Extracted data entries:
*****
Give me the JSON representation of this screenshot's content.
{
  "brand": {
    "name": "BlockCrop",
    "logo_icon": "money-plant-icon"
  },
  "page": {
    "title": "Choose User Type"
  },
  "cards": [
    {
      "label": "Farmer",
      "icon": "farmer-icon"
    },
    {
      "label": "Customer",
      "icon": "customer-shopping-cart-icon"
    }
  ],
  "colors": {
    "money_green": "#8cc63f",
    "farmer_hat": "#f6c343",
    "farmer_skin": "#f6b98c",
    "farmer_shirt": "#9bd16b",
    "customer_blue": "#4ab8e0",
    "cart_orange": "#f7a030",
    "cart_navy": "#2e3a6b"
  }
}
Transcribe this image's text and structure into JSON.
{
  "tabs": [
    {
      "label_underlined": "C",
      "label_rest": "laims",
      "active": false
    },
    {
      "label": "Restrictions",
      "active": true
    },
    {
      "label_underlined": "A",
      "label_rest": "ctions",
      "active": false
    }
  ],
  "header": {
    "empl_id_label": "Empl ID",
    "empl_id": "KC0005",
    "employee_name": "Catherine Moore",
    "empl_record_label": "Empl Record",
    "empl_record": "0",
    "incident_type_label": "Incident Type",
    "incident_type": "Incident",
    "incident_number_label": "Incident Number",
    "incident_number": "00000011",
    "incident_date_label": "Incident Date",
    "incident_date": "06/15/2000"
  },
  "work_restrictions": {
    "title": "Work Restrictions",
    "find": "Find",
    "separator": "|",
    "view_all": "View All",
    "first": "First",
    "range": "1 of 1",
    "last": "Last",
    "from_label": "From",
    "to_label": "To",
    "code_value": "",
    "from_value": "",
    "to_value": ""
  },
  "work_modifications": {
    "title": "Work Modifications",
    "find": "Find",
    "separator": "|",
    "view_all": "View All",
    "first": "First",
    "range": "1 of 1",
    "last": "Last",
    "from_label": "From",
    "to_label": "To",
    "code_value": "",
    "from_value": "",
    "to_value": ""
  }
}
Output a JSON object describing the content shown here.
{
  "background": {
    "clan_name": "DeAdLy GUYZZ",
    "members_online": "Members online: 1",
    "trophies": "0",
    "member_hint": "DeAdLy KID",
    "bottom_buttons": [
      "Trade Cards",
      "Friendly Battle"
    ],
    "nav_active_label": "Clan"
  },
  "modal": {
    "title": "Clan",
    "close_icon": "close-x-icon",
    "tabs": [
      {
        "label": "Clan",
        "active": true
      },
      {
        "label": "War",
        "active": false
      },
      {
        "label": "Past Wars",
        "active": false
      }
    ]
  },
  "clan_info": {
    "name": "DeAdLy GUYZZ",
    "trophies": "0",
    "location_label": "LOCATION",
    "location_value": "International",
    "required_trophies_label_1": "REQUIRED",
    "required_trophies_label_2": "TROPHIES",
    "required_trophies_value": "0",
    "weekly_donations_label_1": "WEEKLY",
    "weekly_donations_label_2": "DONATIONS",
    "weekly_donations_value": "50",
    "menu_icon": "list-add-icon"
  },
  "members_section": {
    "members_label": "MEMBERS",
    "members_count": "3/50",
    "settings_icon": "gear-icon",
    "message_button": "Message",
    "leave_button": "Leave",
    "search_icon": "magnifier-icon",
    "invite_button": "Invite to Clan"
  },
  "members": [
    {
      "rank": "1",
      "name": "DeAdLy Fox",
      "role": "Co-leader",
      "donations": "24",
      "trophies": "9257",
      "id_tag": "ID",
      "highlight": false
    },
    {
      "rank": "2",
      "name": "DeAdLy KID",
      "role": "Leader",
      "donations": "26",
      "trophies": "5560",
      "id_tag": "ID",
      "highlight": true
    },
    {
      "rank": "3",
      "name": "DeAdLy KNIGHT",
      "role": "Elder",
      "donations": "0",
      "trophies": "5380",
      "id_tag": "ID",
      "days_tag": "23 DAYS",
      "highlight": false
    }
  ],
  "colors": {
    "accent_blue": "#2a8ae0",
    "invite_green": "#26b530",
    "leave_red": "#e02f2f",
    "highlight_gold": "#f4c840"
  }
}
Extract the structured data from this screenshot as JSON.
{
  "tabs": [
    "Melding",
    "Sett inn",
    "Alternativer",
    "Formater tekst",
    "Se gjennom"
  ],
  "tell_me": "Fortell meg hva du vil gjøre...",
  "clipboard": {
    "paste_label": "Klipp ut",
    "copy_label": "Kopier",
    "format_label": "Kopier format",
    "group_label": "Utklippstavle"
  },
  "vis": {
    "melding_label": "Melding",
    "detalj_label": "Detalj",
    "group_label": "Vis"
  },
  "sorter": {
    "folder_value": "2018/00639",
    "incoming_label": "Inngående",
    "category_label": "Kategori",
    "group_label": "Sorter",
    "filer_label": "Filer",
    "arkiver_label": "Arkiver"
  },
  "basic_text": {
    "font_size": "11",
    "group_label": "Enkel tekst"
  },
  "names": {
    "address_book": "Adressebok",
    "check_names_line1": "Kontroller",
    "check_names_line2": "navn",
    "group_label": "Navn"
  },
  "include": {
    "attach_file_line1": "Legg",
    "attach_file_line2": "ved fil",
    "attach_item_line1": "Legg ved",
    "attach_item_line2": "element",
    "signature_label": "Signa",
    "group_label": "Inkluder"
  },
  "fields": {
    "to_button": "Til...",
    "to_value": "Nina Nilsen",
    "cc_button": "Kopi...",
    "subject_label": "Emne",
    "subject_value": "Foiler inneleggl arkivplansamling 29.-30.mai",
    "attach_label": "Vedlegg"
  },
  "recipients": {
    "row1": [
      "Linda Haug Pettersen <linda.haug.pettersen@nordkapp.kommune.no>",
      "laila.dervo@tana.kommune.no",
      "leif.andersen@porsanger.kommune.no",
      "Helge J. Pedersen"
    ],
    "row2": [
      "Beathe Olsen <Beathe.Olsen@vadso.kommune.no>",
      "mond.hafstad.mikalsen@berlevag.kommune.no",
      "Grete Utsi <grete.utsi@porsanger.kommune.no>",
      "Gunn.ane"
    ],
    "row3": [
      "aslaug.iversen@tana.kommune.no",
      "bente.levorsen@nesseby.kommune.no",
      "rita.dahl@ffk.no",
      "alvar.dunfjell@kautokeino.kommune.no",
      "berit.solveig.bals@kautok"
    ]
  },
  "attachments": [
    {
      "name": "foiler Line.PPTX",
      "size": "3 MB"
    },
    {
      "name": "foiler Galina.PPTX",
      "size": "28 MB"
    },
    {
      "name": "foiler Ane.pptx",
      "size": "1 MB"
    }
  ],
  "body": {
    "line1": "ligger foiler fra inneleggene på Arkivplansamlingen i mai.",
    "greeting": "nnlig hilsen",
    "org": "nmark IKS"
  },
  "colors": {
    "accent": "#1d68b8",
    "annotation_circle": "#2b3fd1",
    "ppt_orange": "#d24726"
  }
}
*****
> [Exercise prompt] What is the number of lines in this material that hold the string "tekst"? Answer with that number only.

> [The response] 2